> TASK TO CARRY OUT: Output the material beneath this task exactly, images excluded.

Extracted records:
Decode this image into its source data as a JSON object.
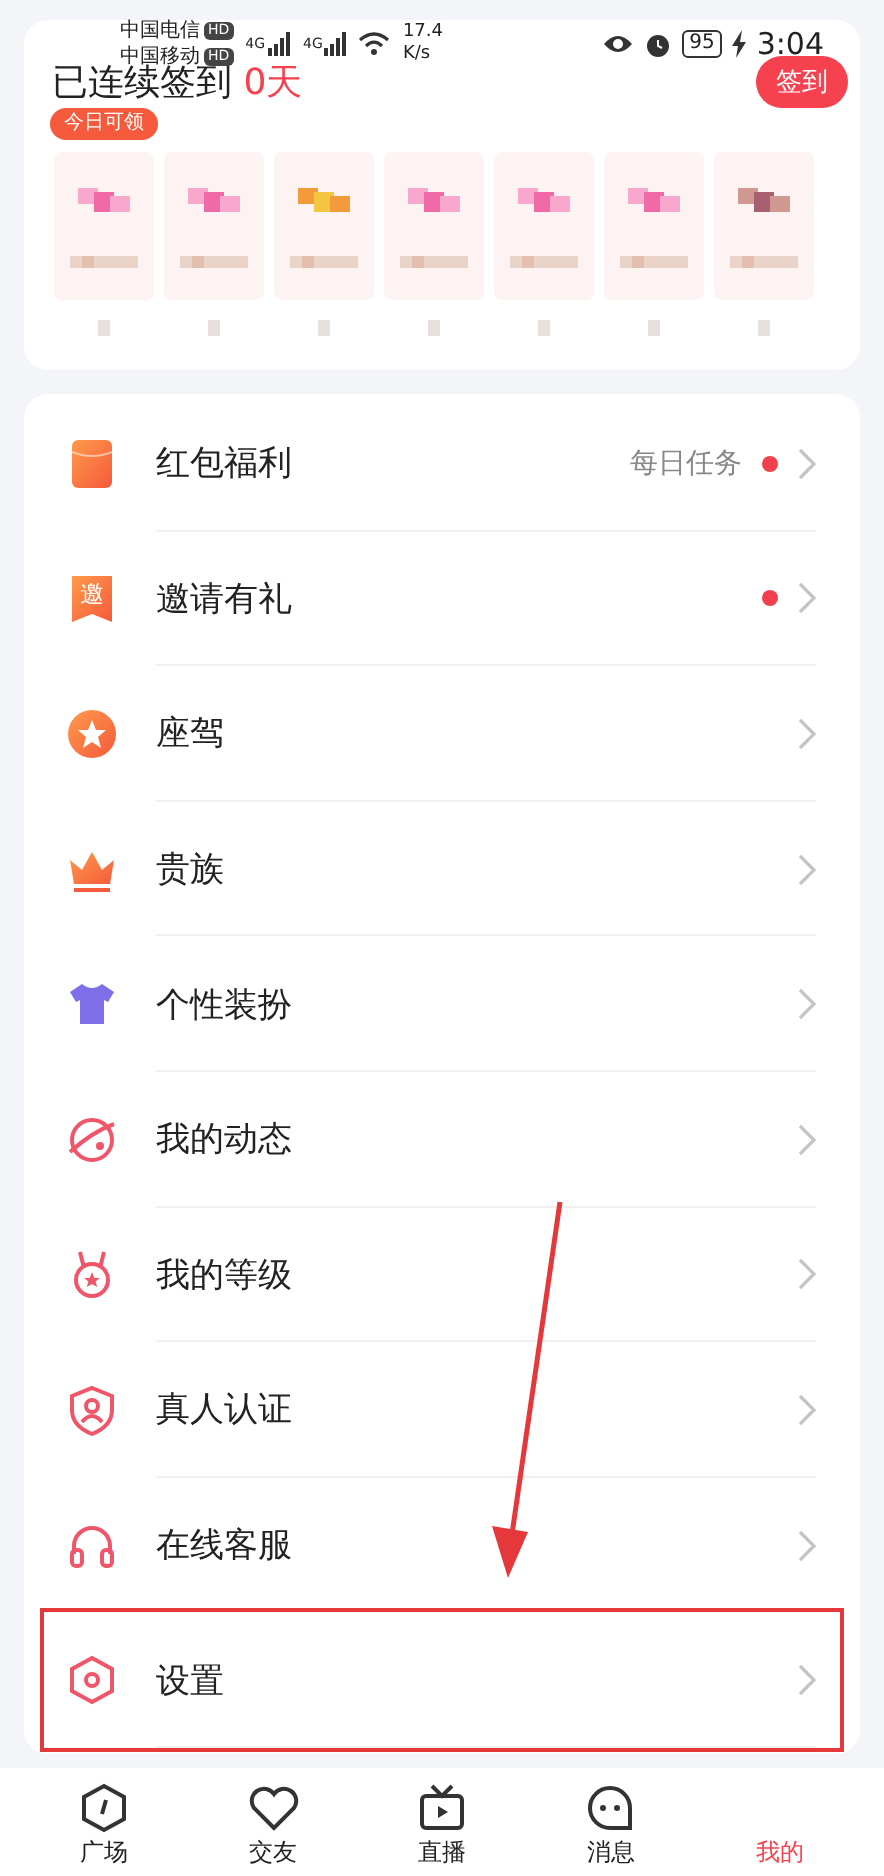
{
  "status_bar": {
    "carriers": [
      {
        "name": "中国电信",
        "badge": "HD"
      },
      {
        "name": "中国移动",
        "badge": "HD"
      }
    ],
    "networks": [
      "4G",
      "4G"
    ],
    "speed": "17.4",
    "speed_unit": "K/s",
    "battery": "95",
    "charging": true,
    "time": "3:04"
  },
  "checkin": {
    "label": "已连续签到",
    "days": "0天",
    "button": "签到",
    "tag": "今日可领"
  },
  "menu": [
    {
      "kind": "red-packet",
      "label": "红包福利",
      "note": "每日任务",
      "dot": true,
      "highlighted": false
    },
    {
      "kind": "invite",
      "label": "邀请有礼",
      "badge": "邀",
      "dot": true,
      "highlighted": false
    },
    {
      "kind": "star",
      "label": "座驾",
      "dot": false,
      "highlighted": false
    },
    {
      "kind": "crown",
      "label": "贵族",
      "dot": false,
      "highlighted": false
    },
    {
      "kind": "shirt",
      "label": "个性装扮",
      "dot": false,
      "highlighted": false
    },
    {
      "kind": "planet",
      "label": "我的动态",
      "dot": false,
      "highlighted": false
    },
    {
      "kind": "medal",
      "label": "我的等级",
      "dot": false,
      "highlighted": false
    },
    {
      "kind": "shield",
      "label": "真人认证",
      "dot": false,
      "highlighted": false
    },
    {
      "kind": "headset",
      "label": "在线客服",
      "dot": false,
      "highlighted": false
    },
    {
      "kind": "gear",
      "label": "设置",
      "dot": false,
      "highlighted": true
    }
  ],
  "annotation": {
    "kind": "arrow"
  },
  "tabs": [
    {
      "kind": "hexagon",
      "label": "广场",
      "selected": false
    },
    {
      "kind": "heart",
      "label": "交友",
      "selected": false
    },
    {
      "kind": "tv",
      "label": "直播",
      "selected": false
    },
    {
      "kind": "chat",
      "label": "消息",
      "selected": false
    },
    {
      "kind": "none",
      "label": "我的",
      "selected": true
    }
  ]
}
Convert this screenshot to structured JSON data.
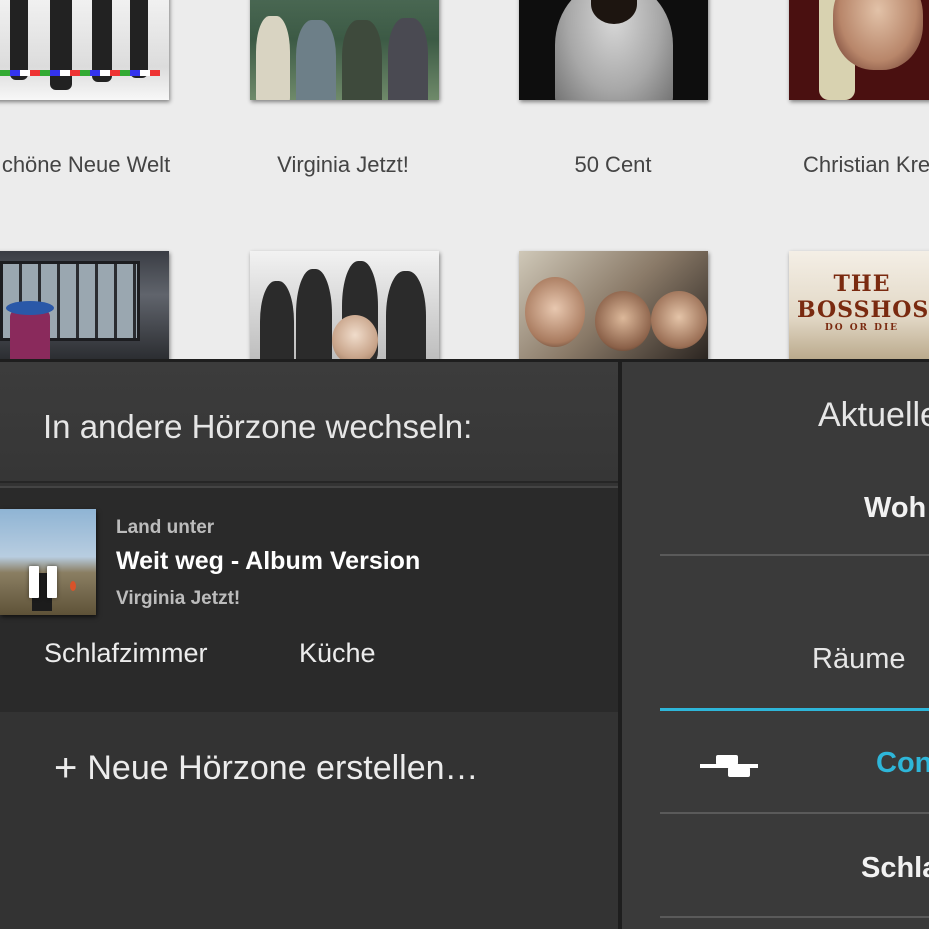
{
  "library": {
    "artists": [
      {
        "name": "chöne Neue Welt"
      },
      {
        "name": "Virginia Jetzt!"
      },
      {
        "name": "50 Cent"
      },
      {
        "name": "Christian Kre"
      }
    ],
    "album_logo": {
      "text": "THE BOSSHOSS",
      "subtext": "DO OR DIE"
    }
  },
  "zones_panel": {
    "title": "In andere Hörzone wechseln:",
    "now_playing": {
      "album": "Land unter",
      "track": "Weit weg - Album Version",
      "artist": "Virginia Jetzt!",
      "state_icon": "pause-icon"
    },
    "rooms": [
      "Schlafzimmer",
      "Küche"
    ],
    "new_zone": {
      "icon": "plus-icon",
      "label": "Neue Hörzone erstellen…"
    }
  },
  "right_panel": {
    "title": "Aktuelle",
    "zone": "Woh",
    "rooms_header": "Räume",
    "rooms": [
      {
        "label": "Con",
        "active": true,
        "icon": "equalizer-icon"
      },
      {
        "label": "Schla",
        "active": false
      }
    ],
    "accent_color": "#2eb6d9"
  }
}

> EXERCISE OUTPUT:
Decode this image into its source data as a JSON object.
{
  "status_bar": {
    "carriers": [
      {
        "name": "中国电信",
        "badge": "HD"
      },
      {
        "name": "中国移动",
        "badge": "HD"
      }
    ],
    "networks": [
      "4G",
      "4G"
    ],
    "speed": "17.4",
    "speed_unit": "K/s",
    "battery": "95",
    "charging": true,
    "time": "3:04"
  },
  "checkin": {
    "label": "已连续签到",
    "days": "0天",
    "button": "签到",
    "tag": "今日可领"
  },
  "menu": [
    {
      "kind": "red-packet",
      "label": "红包福利",
      "note": "每日任务",
      "dot": true,
      "highlighted": false
    },
    {
      "kind": "invite",
      "label": "邀请有礼",
      "badge": "邀",
      "dot": true,
      "highlighted": false
    },
    {
      "kind": "star",
      "label": "座驾",
      "dot": false,
      "highlighted": false
    },
    {
      "kind": "crown",
      "label": "贵族",
      "dot": false,
      "highlighted": false
    },
    {
      "kind": "shirt",
      "label": "个性装扮",
      "dot": false,
      "highlighted": false
    },
    {
      "kind": "planet",
      "label": "我的动态",
      "dot": false,
      "highlighted": false
    },
    {
      "kind": "medal",
      "label": "我的等级",
      "dot": false,
      "highlighted": false
    },
    {
      "kind": "shield",
      "label": "真人认证",
      "dot": false,
      "highlighted": false
    },
    {
      "kind": "headset",
      "label": "在线客服",
      "dot": false,
      "highlighted": false
    },
    {
      "kind": "gear",
      "label": "设置",
      "dot": false,
      "highlighted": true
    }
  ],
  "annotation": {
    "kind": "arrow"
  },
  "tabs": [
    {
      "kind": "hexagon",
      "label": "广场",
      "selected": false
    },
    {
      "kind": "heart",
      "label": "交友",
      "selected": false
    },
    {
      "kind": "tv",
      "label": "直播",
      "selected": false
    },
    {
      "kind": "chat",
      "label": "消息",
      "selected": false
    },
    {
      "kind": "none",
      "label": "我的",
      "selected": true
    }
  ]
}
Convert this screenshot to structured JSON data.
{
  "library": {
    "artists": [
      {
        "name": "chöne Neue Welt"
      },
      {
        "name": "Virginia Jetzt!"
      },
      {
        "name": "50 Cent"
      },
      {
        "name": "Christian Kre"
      }
    ],
    "album_logo": {
      "text": "THE BOSSHOSS",
      "subtext": "DO OR DIE"
    }
  },
  "zones_panel": {
    "title": "In andere Hörzone wechseln:",
    "now_playing": {
      "album": "Land unter",
      "track": "Weit weg - Album Version",
      "artist": "Virginia Jetzt!",
      "state_icon": "pause-icon"
    },
    "rooms": [
      "Schlafzimmer",
      "Küche"
    ],
    "new_zone": {
      "icon": "plus-icon",
      "label": "Neue Hörzone erstellen…"
    }
  },
  "right_panel": {
    "title": "Aktuelle",
    "zone": "Woh",
    "rooms_header": "Räume",
    "rooms": [
      {
        "label": "Con",
        "active": true,
        "icon": "equalizer-icon"
      },
      {
        "label": "Schla",
        "active": false
      }
    ],
    "accent_color": "#2eb6d9"
  }
}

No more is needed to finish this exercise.